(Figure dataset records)
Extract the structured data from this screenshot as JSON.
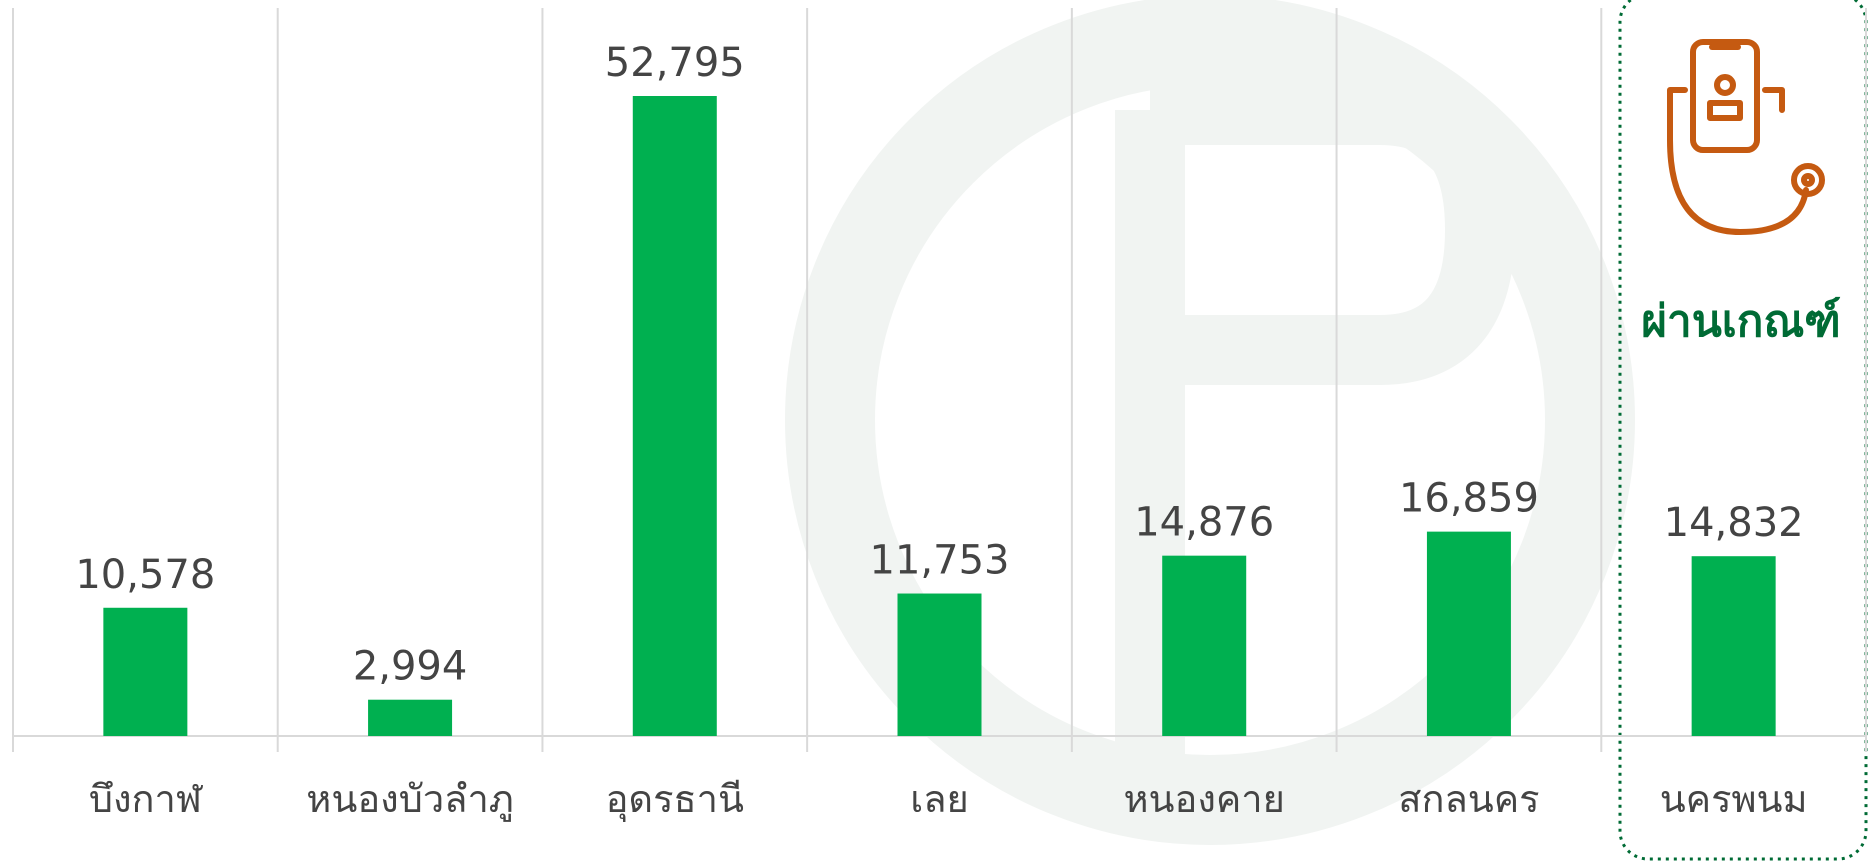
{
  "chart_data": {
    "type": "bar",
    "categories": [
      "บึงกาฬ",
      "หนองบัวลำภู",
      "อุดรธานี",
      "เลย",
      "หนองคาย",
      "สกลนคร",
      "นครพนม"
    ],
    "values": [
      10578,
      2994,
      52795,
      11753,
      14876,
      16859,
      14832
    ],
    "value_labels": [
      "10,578",
      "2,994",
      "52,795",
      "11,753",
      "14,876",
      "16,859",
      "14,832"
    ],
    "color": "#00b050",
    "annotation": "ผ่านเกณฑ์"
  }
}
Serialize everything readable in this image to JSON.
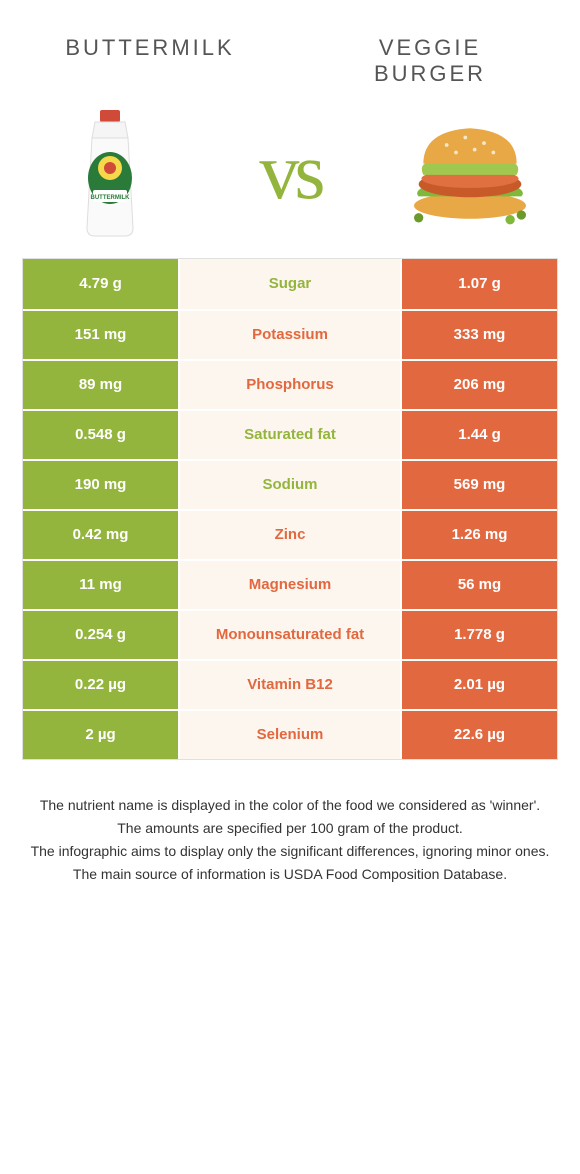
{
  "colors": {
    "green": "#94b53d",
    "orange": "#e2683f",
    "mid_bg": "#fdf6ef",
    "text_dark": "#3a3a3a",
    "text_white": "#ffffff"
  },
  "food_left": {
    "name": "Buttermilk",
    "color": "#94b53d"
  },
  "food_right": {
    "name": "Veggie burger",
    "color": "#e2683f"
  },
  "vs_label": "vs",
  "rows": [
    {
      "nutrient": "Sugar",
      "left": "4.79 g",
      "right": "1.07 g",
      "winner": "left"
    },
    {
      "nutrient": "Potassium",
      "left": "151 mg",
      "right": "333 mg",
      "winner": "right"
    },
    {
      "nutrient": "Phosphorus",
      "left": "89 mg",
      "right": "206 mg",
      "winner": "right"
    },
    {
      "nutrient": "Saturated fat",
      "left": "0.548 g",
      "right": "1.44 g",
      "winner": "left"
    },
    {
      "nutrient": "Sodium",
      "left": "190 mg",
      "right": "569 mg",
      "winner": "left"
    },
    {
      "nutrient": "Zinc",
      "left": "0.42 mg",
      "right": "1.26 mg",
      "winner": "right"
    },
    {
      "nutrient": "Magnesium",
      "left": "11 mg",
      "right": "56 mg",
      "winner": "right"
    },
    {
      "nutrient": "Monounsaturated fat",
      "left": "0.254 g",
      "right": "1.778 g",
      "winner": "right"
    },
    {
      "nutrient": "Vitamin B12",
      "left": "0.22 µg",
      "right": "2.01 µg",
      "winner": "right"
    },
    {
      "nutrient": "Selenium",
      "left": "2 µg",
      "right": "22.6 µg",
      "winner": "right"
    }
  ],
  "footer": {
    "line1": "The nutrient name is displayed in the color of the food we considered as 'winner'.",
    "line2": "The amounts are specified per 100 gram of the product.",
    "line3": "The infographic aims to display only the significant differences, ignoring minor ones.",
    "line4": "The main source of information is USDA Food Composition Database."
  }
}
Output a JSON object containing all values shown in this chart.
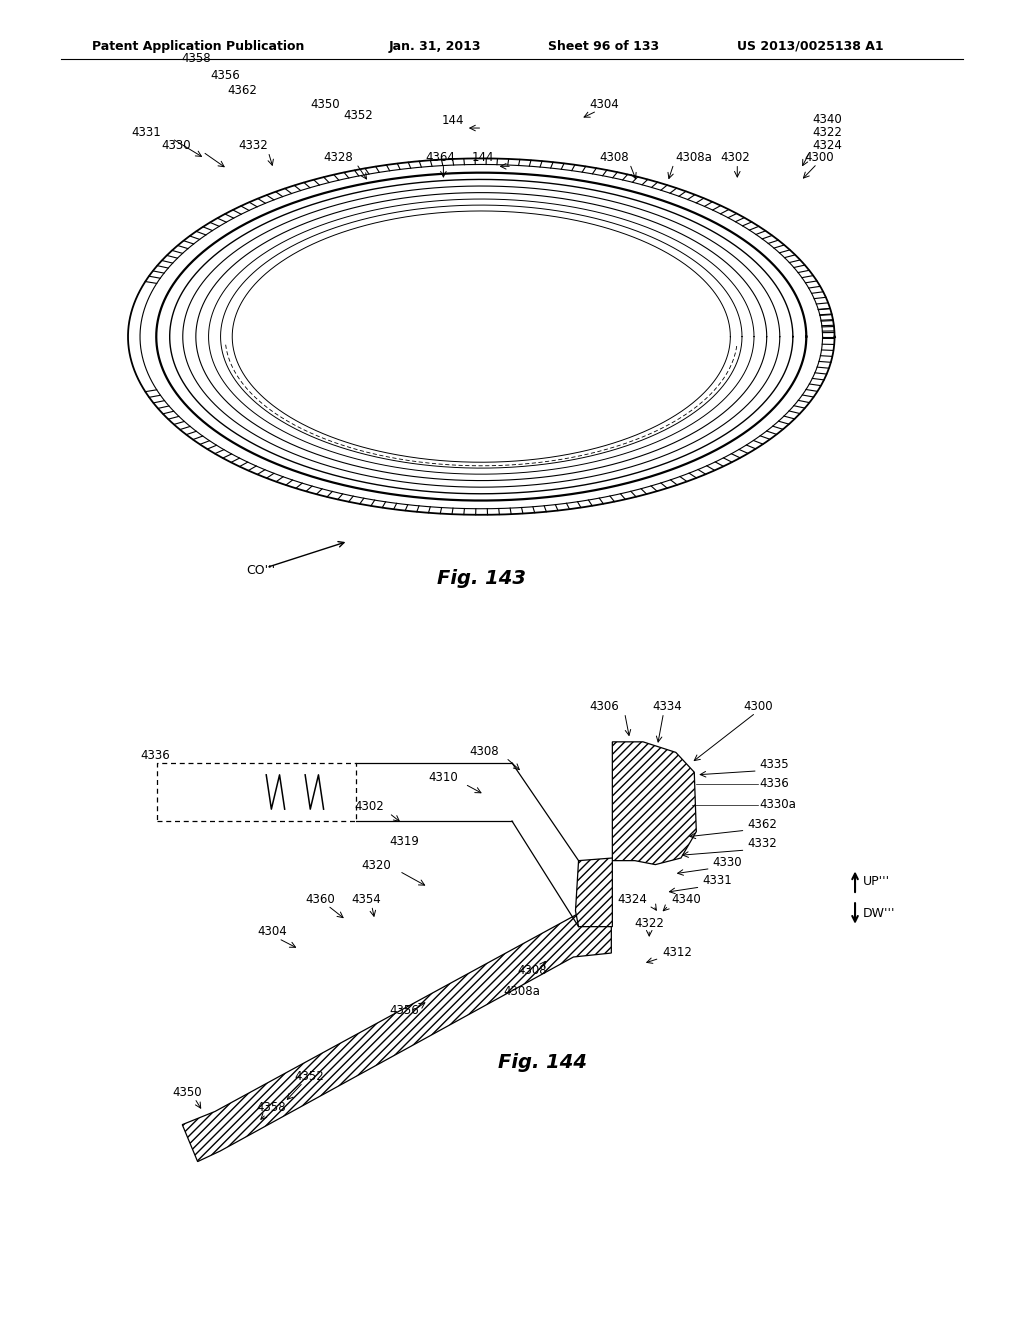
{
  "bg_color": "#ffffff",
  "header_text": "Patent Application Publication",
  "header_date": "Jan. 31, 2013",
  "header_sheet": "Sheet 96 of 133",
  "header_patent": "US 2013/0025138 A1",
  "fig143_caption": "Fig. 143",
  "fig144_caption": "Fig. 144",
  "co_label": "CO‴′",
  "up_label": "UP‴′",
  "dw_label": "DW‴′"
}
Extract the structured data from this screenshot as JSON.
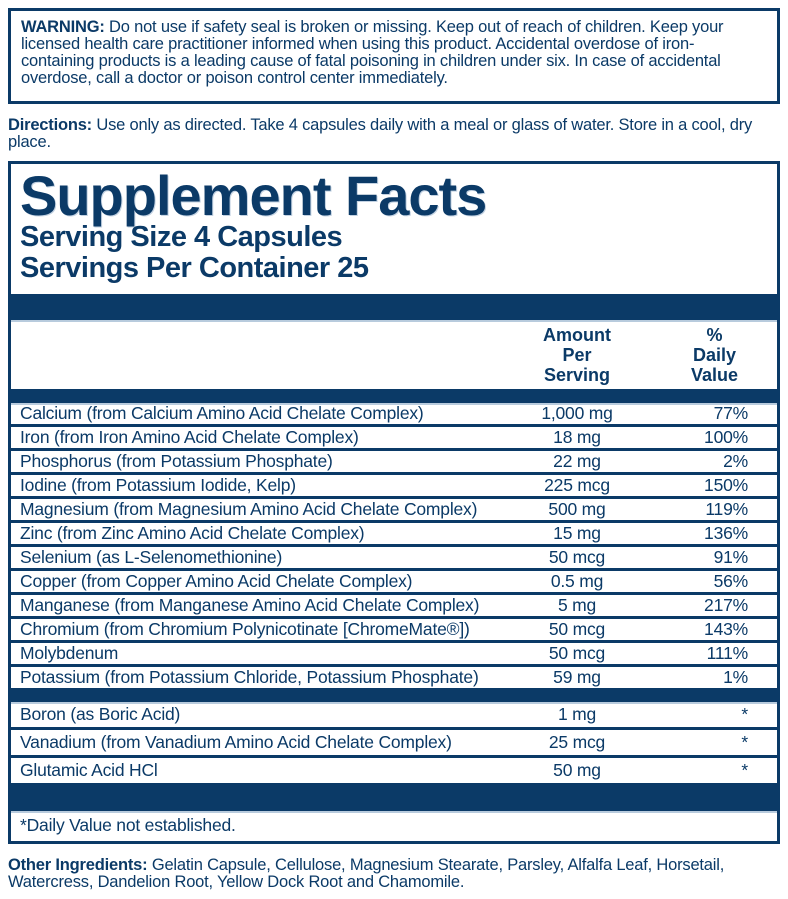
{
  "colors": {
    "navy": "#0b3a67",
    "light_blue": "#b8cbdd",
    "background": "#ffffff"
  },
  "warning": {
    "label": "WARNING:",
    "text": "Do not use if safety seal is broken or missing. Keep out of reach of children. Keep your licensed health care practitioner informed when using this product. Accidental overdose of iron-containing products is a leading cause of fatal poisoning in children under six. In case of accidental overdose, call a doctor or poison control center immediately."
  },
  "directions": {
    "label": "Directions:",
    "text": "Use only as directed. Take 4 capsules daily with a meal or glass of water. Store in a cool, dry place."
  },
  "supplement_facts": {
    "title": "Supplement Facts",
    "serving_size": "Serving Size 4 Capsules",
    "servings_per_container": "Servings Per Container 25",
    "columns": {
      "amount": "Amount Per Serving",
      "daily_value": "% Daily Value"
    },
    "rows": [
      {
        "name": "Calcium (from Calcium Amino Acid Chelate Complex)",
        "amount": "1,000 mg",
        "dv": "77%"
      },
      {
        "name": "Iron (from Iron Amino Acid Chelate Complex)",
        "amount": "18 mg",
        "dv": "100%"
      },
      {
        "name": "Phosphorus (from Potassium Phosphate)",
        "amount": "22 mg",
        "dv": "2%"
      },
      {
        "name": "Iodine (from Potassium Iodide, Kelp)",
        "amount": "225 mcg",
        "dv": "150%"
      },
      {
        "name": "Magnesium (from Magnesium Amino Acid Chelate Complex)",
        "amount": "500 mg",
        "dv": "119%"
      },
      {
        "name": "Zinc (from Zinc Amino Acid Chelate Complex)",
        "amount": "15 mg",
        "dv": "136%"
      },
      {
        "name": "Selenium (as L-Selenomethionine)",
        "amount": "50 mcg",
        "dv": "91%"
      },
      {
        "name": "Copper (from Copper Amino Acid Chelate Complex)",
        "amount": "0.5 mg",
        "dv": "56%"
      },
      {
        "name": "Manganese (from Manganese Amino Acid Chelate Complex)",
        "amount": "5 mg",
        "dv": "217%"
      },
      {
        "name": "Chromium (from Chromium Polynicotinate [ChromeMate®])",
        "amount": "50 mcg",
        "dv": "143%"
      },
      {
        "name": "Molybdenum",
        "amount": "50 mcg",
        "dv": "111%"
      },
      {
        "name": "Potassium (from Potassium Chloride, Potassium Phosphate)",
        "amount": "59 mg",
        "dv": "1%"
      }
    ],
    "rows_no_dv": [
      {
        "name": "Boron (as Boric Acid)",
        "amount": "1 mg",
        "dv": "*"
      },
      {
        "name": "Vanadium (from Vanadium Amino Acid Chelate Complex)",
        "amount": "25 mcg",
        "dv": "*"
      },
      {
        "name": "Glutamic Acid HCl",
        "amount": "50 mg",
        "dv": "*"
      }
    ],
    "footnote": "*Daily Value not established."
  },
  "other_ingredients": {
    "label": "Other Ingredients:",
    "text": "Gelatin Capsule, Cellulose, Magnesium Stearate, Parsley, Alfalfa Leaf, Horsetail, Watercress, Dandelion Root, Yellow Dock Root and Chamomile."
  }
}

Goal of the exercise - Show all lines above holding "Acid".

The completed task -
        "name": "Calcium (from Calcium Amino Acid Chelate Complex)",
        "name": "Iron (from Iron Amino Acid Chelate Complex)",
        "name": "Magnesium (from Magnesium Amino Acid Chelate Complex)",
        "name": "Zinc (from Zinc Amino Acid Chelate Complex)",
        "name": "Copper (from Copper Amino Acid Chelate Complex)",
        "name": "Manganese (from Manganese Amino Acid Chelate Complex)",
        "name": "Boron (as Boric Acid)",
        "name": "Vanadium (from Vanadium Amino Acid Chelate Complex)",
        "name": "Glutamic Acid HCl",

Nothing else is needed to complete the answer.